● **Instructions for the task**: Track down each line that has the word "this" and copy it.

● **Data section**:
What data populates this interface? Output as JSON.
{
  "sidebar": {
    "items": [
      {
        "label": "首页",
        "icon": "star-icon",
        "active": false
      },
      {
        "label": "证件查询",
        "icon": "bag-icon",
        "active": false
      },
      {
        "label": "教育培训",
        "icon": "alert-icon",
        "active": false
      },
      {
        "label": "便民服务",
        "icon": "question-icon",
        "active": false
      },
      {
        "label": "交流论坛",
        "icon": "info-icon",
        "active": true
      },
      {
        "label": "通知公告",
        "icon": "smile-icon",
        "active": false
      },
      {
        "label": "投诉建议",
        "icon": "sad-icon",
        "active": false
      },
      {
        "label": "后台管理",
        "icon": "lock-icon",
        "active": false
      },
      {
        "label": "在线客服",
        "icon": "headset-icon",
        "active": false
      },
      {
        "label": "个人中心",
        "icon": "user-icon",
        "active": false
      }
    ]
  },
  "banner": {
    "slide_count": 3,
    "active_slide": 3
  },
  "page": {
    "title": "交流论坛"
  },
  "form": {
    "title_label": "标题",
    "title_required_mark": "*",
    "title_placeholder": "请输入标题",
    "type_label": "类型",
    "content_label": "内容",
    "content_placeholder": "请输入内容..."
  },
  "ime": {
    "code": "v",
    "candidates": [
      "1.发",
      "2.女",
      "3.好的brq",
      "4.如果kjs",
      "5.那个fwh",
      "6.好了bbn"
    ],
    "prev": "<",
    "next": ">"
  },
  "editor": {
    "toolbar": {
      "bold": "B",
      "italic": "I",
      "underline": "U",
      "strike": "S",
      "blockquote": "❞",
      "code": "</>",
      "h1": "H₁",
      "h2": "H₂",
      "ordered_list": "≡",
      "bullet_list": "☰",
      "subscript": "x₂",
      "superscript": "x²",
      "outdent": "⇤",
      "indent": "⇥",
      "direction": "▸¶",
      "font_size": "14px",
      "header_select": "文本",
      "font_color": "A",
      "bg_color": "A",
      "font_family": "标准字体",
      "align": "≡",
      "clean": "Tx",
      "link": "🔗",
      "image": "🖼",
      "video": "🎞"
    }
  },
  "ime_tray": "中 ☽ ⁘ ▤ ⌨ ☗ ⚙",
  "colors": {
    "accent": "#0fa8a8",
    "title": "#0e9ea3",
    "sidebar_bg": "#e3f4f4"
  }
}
...
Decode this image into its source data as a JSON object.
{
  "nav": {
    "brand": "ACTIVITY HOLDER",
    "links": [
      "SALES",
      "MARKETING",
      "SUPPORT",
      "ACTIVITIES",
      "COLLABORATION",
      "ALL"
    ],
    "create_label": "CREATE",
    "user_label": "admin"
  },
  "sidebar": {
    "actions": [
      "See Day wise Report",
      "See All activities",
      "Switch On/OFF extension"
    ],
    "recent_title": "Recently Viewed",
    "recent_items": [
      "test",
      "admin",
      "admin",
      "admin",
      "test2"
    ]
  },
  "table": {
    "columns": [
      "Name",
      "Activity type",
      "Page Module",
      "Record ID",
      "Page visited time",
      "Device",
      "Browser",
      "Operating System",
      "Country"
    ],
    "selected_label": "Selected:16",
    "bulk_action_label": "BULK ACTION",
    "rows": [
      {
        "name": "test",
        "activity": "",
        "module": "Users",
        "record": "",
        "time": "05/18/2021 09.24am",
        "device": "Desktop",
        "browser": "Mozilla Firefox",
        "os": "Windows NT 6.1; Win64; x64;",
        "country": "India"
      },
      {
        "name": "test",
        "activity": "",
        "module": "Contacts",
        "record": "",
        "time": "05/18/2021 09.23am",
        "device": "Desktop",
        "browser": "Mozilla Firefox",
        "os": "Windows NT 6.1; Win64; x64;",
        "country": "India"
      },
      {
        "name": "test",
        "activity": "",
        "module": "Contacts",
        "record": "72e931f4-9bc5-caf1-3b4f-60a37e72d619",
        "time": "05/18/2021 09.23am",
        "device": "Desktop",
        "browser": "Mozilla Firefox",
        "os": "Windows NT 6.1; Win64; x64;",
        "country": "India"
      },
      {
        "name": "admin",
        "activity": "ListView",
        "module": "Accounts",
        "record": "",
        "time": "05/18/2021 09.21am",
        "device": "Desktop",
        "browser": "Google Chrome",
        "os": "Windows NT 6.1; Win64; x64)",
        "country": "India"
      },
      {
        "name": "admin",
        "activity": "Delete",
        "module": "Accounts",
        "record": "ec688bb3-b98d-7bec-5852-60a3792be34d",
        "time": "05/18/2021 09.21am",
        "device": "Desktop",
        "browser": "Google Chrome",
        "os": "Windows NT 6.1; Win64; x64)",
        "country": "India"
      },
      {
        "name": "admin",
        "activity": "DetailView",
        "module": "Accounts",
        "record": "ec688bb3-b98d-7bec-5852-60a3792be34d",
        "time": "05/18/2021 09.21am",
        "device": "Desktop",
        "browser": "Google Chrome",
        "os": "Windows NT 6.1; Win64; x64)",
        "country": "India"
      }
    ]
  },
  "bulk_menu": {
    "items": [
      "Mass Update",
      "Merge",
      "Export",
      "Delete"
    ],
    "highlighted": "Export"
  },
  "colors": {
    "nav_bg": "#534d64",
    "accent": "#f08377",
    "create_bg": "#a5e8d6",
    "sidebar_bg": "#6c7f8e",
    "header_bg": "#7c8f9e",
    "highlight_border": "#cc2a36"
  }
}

● **The response**:
What data populates this interface? Output as JSON.
Decode this image into its source data as a JSON object.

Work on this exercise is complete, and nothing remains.